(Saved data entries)
----
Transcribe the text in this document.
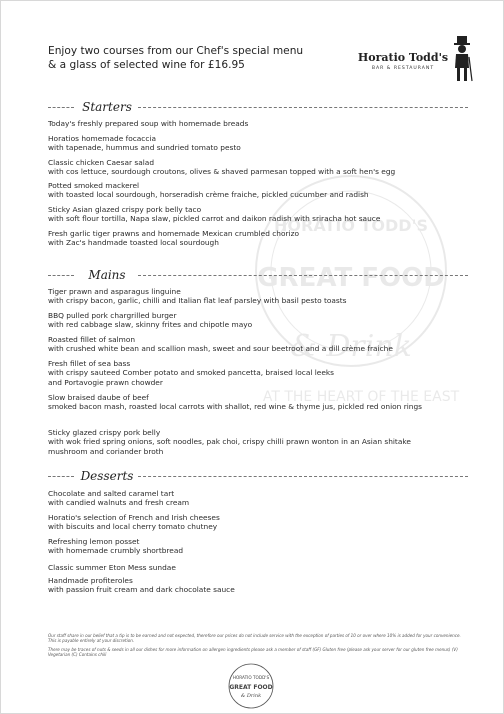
HORATIO TODD'S
GREAT FOOD
& Drink
AT THE HEART OF THE EAST
Enjoy two courses from our Chef's special menu
& a glass of selected wine for £16.95
Horatio Todd's
BAR & RESTAURANT
Starters
Today's freshly prepared soup with homemade breads
Horatios homemade focaccia
with tapenade, hummus and sundried tomato pesto
Classic chicken Caesar salad
with cos lettuce, sourdough croutons, olives & shaved parmesan topped with a soft hen's egg
Potted smoked mackerel
with toasted local sourdough, horseradish crème fraiche, pickled cucumber and radish
Sticky Asian glazed crispy pork belly taco
with soft flour tortilla, Napa slaw, pickled carrot and daikon radish with sriracha hot sauce
Fresh garlic tiger prawns and homemade Mexican crumbled chorizo
with Zac's handmade toasted local sourdough
Mains
Tiger prawn and asparagus linguine
with crispy bacon, garlic, chilli and Italian flat leaf parsley with basil pesto toasts
BBQ pulled pork chargrilled burger
with red cabbage slaw, skinny frites and chipotle mayo
Roasted fillet of salmon
with crushed white bean and scallion mash, sweet and sour beetroot and a dill crème fraiche
Fresh fillet of sea bass
with crispy sauteed Comber potato and smoked pancetta, braised local leeks
and Portavogie prawn chowder
Slow braised daube of beef
smoked bacon mash, roasted local carrots with shallot, red wine & thyme jus, pickled red onion rings
Sticky glazed crispy pork belly
with wok fried spring onions, soft noodles, pak choi, crispy chilli prawn wonton in an Asian shitake
mushroom and coriander broth
Desserts
Chocolate and salted caramel tart
with candied walnuts and fresh cream
Horatio's selection of French and Irish cheeses
with biscuits and local cherry tomato chutney
Refreshing lemon posset
with homemade crumbly shortbread
Classic summer Eton Mess sundae
Handmade profiteroles
with passion fruit cream and dark chocolate sauce

Our staff share in our belief that a tip is to be earned and not expected, therefore our prices do not include service with the exception of parties of 10 or over where 10% is added for your convenience. This is payable entirely at your discretion.

There may be traces of nuts & seeds in all our dishes for more information on allergen ingredients please ask a member of staff (GF) Gluten free (please ask your server for our gluten free menus) (V) Vegetarian (C) Contains chili

HORATIO TODD'S
GREAT FOOD
& Drink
----
» The request
Quote every record above exactly, omitting any pictures they contain.

» Task output
Transcribe the text in this document.
HORATIO TODD'S
GREAT FOOD
& Drink
AT THE HEART OF THE EAST
Enjoy two courses from our Chef's special menu
& a glass of selected wine for £16.95
Horatio Todd's
BAR & RESTAURANT
Starters
Today's freshly prepared soup with homemade breads
Horatios homemade focaccia
with tapenade, hummus and sundried tomato pesto
Classic chicken Caesar salad
with cos lettuce, sourdough croutons, olives & shaved parmesan topped with a soft hen's egg
Potted smoked mackerel
with toasted local sourdough, horseradish crème fraiche, pickled cucumber and radish
Sticky Asian glazed crispy pork belly taco
with soft flour tortilla, Napa slaw, pickled carrot and daikon radish with sriracha hot sauce
Fresh garlic tiger prawns and homemade Mexican crumbled chorizo
with Zac's handmade toasted local sourdough
Mains
Tiger prawn and asparagus linguine
with crispy bacon, garlic, chilli and Italian flat leaf parsley with basil pesto toasts
BBQ pulled pork chargrilled burger
with red cabbage slaw, skinny frites and chipotle mayo
Roasted fillet of salmon
with crushed white bean and scallion mash, sweet and sour beetroot and a dill crème fraiche
Fresh fillet of sea bass
with crispy sauteed Comber potato and smoked pancetta, braised local leeks
and Portavogie prawn chowder
Slow braised daube of beef
smoked bacon mash, roasted local carrots with shallot, red wine & thyme jus, pickled red onion rings
Sticky glazed crispy pork belly
with wok fried spring onions, soft noodles, pak choi, crispy chilli prawn wonton in an Asian shitake
mushroom and coriander broth
Desserts
Chocolate and salted caramel tart
with candied walnuts and fresh cream
Horatio's selection of French and Irish cheeses
with biscuits and local cherry tomato chutney
Refreshing lemon posset
with homemade crumbly shortbread
Classic summer Eton Mess sundae
Handmade profiteroles
with passion fruit cream and dark chocolate sauce

Our staff share in our belief that a tip is to be earned and not expected, therefore our prices do not include service with the exception of parties of 10 or over where 10% is added for your convenience. This is payable entirely at your discretion.

There may be traces of nuts & seeds in all our dishes for more information on allergen ingredients please ask a member of staff (GF) Gluten free (please ask your server for our gluten free menus) (V) Vegetarian (C) Contains chili

HORATIO TODD'S
GREAT FOOD
& Drink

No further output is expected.